Count how many lines of the material below have the word "reduced" and give only the number.

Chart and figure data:
____________
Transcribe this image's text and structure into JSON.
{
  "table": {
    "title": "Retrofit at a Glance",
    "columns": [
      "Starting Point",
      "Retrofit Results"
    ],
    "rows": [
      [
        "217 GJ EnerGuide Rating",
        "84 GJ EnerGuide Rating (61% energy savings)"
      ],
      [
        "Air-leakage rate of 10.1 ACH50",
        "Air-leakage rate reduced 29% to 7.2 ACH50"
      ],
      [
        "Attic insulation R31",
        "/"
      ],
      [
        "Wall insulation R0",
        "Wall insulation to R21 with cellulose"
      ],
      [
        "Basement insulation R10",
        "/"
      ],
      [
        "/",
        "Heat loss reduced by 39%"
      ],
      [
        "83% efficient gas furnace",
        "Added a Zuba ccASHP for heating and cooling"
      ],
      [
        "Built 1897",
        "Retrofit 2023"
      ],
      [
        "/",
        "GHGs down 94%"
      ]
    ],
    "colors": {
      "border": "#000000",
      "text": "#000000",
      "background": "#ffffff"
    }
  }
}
____________
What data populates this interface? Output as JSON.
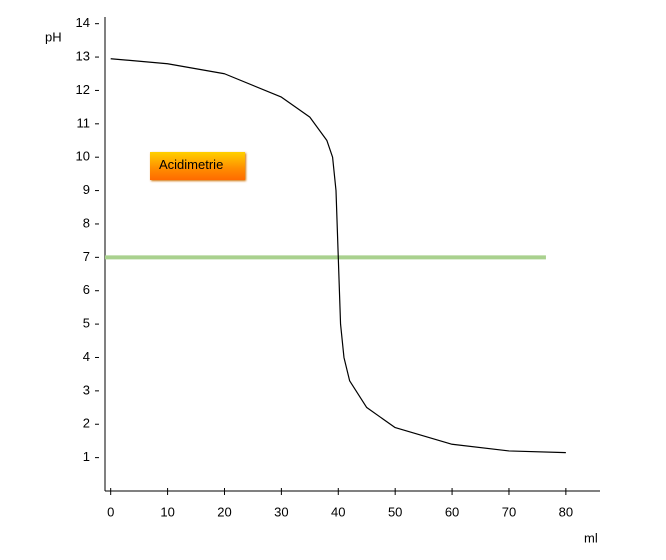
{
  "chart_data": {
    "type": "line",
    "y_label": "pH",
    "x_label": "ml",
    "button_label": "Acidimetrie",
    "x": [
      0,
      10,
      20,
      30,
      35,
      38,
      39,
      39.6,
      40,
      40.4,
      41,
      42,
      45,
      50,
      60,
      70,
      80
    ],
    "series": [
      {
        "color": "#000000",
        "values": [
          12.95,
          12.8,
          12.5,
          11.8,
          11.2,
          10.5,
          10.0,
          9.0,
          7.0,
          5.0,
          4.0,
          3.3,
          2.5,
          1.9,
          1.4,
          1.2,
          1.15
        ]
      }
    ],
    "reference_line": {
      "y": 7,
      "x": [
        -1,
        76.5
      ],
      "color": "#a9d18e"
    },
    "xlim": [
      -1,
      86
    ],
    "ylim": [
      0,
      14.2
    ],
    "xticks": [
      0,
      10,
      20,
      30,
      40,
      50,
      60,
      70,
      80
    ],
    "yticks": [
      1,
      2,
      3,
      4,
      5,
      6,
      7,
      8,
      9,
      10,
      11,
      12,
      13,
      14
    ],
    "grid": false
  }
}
____________
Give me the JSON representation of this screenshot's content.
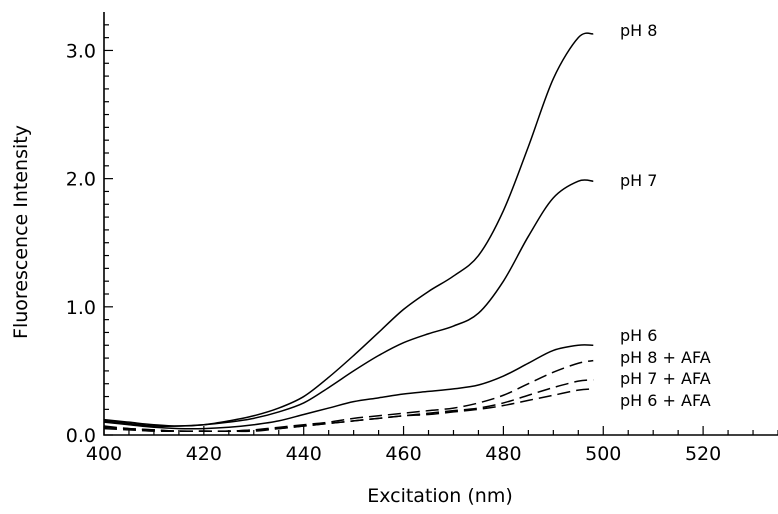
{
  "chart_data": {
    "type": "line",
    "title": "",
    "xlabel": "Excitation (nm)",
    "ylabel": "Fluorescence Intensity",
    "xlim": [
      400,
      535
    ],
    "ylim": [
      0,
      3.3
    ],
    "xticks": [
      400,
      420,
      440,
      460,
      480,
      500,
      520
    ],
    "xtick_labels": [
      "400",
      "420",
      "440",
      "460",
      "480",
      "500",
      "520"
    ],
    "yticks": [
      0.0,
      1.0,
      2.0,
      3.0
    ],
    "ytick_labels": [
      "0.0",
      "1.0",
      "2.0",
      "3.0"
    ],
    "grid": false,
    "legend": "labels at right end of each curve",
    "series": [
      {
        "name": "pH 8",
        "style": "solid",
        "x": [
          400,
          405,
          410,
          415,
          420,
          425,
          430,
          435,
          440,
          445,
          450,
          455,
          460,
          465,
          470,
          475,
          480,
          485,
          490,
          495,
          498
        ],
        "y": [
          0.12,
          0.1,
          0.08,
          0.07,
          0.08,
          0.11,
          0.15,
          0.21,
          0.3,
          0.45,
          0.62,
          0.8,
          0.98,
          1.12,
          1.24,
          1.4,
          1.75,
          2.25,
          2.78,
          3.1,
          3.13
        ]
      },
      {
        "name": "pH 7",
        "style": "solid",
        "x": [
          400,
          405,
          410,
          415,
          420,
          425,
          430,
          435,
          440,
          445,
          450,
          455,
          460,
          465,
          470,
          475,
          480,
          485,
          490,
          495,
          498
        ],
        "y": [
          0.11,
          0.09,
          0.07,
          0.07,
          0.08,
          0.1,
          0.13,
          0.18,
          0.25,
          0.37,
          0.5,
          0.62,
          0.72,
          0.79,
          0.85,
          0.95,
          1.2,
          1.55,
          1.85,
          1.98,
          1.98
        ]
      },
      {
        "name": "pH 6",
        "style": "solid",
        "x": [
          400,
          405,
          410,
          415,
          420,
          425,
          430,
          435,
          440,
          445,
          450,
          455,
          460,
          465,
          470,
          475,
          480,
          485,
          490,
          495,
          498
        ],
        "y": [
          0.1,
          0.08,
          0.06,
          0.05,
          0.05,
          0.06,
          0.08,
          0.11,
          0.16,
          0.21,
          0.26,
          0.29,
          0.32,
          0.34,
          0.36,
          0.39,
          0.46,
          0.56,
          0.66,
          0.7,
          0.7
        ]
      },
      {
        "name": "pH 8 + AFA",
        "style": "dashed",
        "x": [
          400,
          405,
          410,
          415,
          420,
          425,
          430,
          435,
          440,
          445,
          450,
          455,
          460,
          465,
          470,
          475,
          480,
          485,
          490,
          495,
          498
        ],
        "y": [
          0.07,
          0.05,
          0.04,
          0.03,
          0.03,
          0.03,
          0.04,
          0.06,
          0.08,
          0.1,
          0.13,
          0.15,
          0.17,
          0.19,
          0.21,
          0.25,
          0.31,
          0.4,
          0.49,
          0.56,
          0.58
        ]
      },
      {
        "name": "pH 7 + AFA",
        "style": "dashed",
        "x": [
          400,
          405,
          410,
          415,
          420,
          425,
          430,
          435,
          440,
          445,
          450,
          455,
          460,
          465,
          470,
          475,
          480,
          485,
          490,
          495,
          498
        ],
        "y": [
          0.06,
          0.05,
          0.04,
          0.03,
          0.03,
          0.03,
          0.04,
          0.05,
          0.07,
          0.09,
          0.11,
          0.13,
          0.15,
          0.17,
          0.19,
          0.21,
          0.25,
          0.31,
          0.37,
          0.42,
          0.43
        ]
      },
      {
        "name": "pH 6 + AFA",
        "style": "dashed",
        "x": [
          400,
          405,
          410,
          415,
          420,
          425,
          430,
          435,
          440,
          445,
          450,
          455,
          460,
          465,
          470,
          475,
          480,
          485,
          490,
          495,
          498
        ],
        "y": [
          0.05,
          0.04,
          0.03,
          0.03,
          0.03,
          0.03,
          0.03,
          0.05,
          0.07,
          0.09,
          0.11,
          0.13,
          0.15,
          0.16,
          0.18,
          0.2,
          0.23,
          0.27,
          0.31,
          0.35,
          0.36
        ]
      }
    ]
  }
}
____________
* _RESPONSE_: 2